### Exercise
Find each line holding the word "LIGHT" and give the total alone.

### Material for this exercise
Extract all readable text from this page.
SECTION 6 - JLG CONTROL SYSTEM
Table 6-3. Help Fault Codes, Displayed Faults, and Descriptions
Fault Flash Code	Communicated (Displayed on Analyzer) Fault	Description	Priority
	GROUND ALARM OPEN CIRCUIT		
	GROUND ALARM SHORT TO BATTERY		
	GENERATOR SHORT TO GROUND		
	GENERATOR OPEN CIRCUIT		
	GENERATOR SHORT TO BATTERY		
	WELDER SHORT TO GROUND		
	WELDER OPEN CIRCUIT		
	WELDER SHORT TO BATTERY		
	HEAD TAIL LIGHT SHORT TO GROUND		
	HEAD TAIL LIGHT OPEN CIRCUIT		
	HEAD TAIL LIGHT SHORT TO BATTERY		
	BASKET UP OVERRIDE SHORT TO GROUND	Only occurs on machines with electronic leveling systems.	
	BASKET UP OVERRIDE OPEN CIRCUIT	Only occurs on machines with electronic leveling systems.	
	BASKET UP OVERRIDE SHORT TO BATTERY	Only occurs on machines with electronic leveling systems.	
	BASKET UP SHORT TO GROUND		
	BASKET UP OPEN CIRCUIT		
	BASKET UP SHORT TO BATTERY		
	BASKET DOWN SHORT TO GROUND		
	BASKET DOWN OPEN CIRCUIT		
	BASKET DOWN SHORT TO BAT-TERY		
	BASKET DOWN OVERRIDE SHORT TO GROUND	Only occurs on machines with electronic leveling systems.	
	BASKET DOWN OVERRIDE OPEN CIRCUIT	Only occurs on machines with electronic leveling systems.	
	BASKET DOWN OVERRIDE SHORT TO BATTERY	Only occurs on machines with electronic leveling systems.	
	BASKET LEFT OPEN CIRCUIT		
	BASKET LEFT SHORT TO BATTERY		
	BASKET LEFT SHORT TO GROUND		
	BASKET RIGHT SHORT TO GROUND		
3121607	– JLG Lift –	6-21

### Problem solution
3